__Extracted records__
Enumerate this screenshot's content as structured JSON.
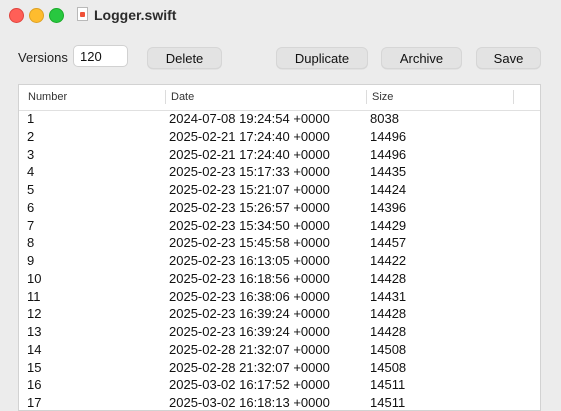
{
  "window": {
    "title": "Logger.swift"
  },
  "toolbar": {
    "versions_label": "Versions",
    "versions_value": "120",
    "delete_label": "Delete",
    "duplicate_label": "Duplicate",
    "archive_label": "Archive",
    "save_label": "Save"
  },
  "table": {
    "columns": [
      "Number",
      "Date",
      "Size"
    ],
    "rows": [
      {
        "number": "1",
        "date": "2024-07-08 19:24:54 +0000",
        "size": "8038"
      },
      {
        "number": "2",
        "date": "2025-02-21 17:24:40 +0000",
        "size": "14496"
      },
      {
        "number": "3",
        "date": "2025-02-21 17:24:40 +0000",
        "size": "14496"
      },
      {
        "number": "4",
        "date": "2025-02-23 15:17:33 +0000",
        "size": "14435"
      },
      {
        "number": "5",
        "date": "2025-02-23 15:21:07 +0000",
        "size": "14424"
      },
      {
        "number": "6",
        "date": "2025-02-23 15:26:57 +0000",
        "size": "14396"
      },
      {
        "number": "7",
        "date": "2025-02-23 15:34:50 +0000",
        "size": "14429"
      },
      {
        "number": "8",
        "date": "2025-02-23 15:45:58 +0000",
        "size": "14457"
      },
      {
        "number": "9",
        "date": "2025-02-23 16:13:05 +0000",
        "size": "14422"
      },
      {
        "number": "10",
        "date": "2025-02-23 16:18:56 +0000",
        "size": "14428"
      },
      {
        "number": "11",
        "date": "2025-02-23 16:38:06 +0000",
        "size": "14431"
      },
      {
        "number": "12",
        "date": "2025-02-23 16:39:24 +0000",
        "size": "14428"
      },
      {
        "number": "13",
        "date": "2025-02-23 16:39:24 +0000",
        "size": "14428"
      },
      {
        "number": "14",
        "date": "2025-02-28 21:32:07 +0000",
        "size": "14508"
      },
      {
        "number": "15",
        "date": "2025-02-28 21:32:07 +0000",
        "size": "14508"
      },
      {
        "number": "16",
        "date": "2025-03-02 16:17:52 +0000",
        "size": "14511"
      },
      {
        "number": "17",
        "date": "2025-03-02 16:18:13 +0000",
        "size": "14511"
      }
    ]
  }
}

__Work to be completed__
Every record gets retyped exactly; no picture goes into the copy.

__Task response__
Enumerate this screenshot's content as structured JSON.
{
  "window": {
    "title": "Logger.swift"
  },
  "toolbar": {
    "versions_label": "Versions",
    "versions_value": "120",
    "delete_label": "Delete",
    "duplicate_label": "Duplicate",
    "archive_label": "Archive",
    "save_label": "Save"
  },
  "table": {
    "columns": [
      "Number",
      "Date",
      "Size"
    ],
    "rows": [
      {
        "number": "1",
        "date": "2024-07-08 19:24:54 +0000",
        "size": "8038"
      },
      {
        "number": "2",
        "date": "2025-02-21 17:24:40 +0000",
        "size": "14496"
      },
      {
        "number": "3",
        "date": "2025-02-21 17:24:40 +0000",
        "size": "14496"
      },
      {
        "number": "4",
        "date": "2025-02-23 15:17:33 +0000",
        "size": "14435"
      },
      {
        "number": "5",
        "date": "2025-02-23 15:21:07 +0000",
        "size": "14424"
      },
      {
        "number": "6",
        "date": "2025-02-23 15:26:57 +0000",
        "size": "14396"
      },
      {
        "number": "7",
        "date": "2025-02-23 15:34:50 +0000",
        "size": "14429"
      },
      {
        "number": "8",
        "date": "2025-02-23 15:45:58 +0000",
        "size": "14457"
      },
      {
        "number": "9",
        "date": "2025-02-23 16:13:05 +0000",
        "size": "14422"
      },
      {
        "number": "10",
        "date": "2025-02-23 16:18:56 +0000",
        "size": "14428"
      },
      {
        "number": "11",
        "date": "2025-02-23 16:38:06 +0000",
        "size": "14431"
      },
      {
        "number": "12",
        "date": "2025-02-23 16:39:24 +0000",
        "size": "14428"
      },
      {
        "number": "13",
        "date": "2025-02-23 16:39:24 +0000",
        "size": "14428"
      },
      {
        "number": "14",
        "date": "2025-02-28 21:32:07 +0000",
        "size": "14508"
      },
      {
        "number": "15",
        "date": "2025-02-28 21:32:07 +0000",
        "size": "14508"
      },
      {
        "number": "16",
        "date": "2025-03-02 16:17:52 +0000",
        "size": "14511"
      },
      {
        "number": "17",
        "date": "2025-03-02 16:18:13 +0000",
        "size": "14511"
      }
    ]
  }
}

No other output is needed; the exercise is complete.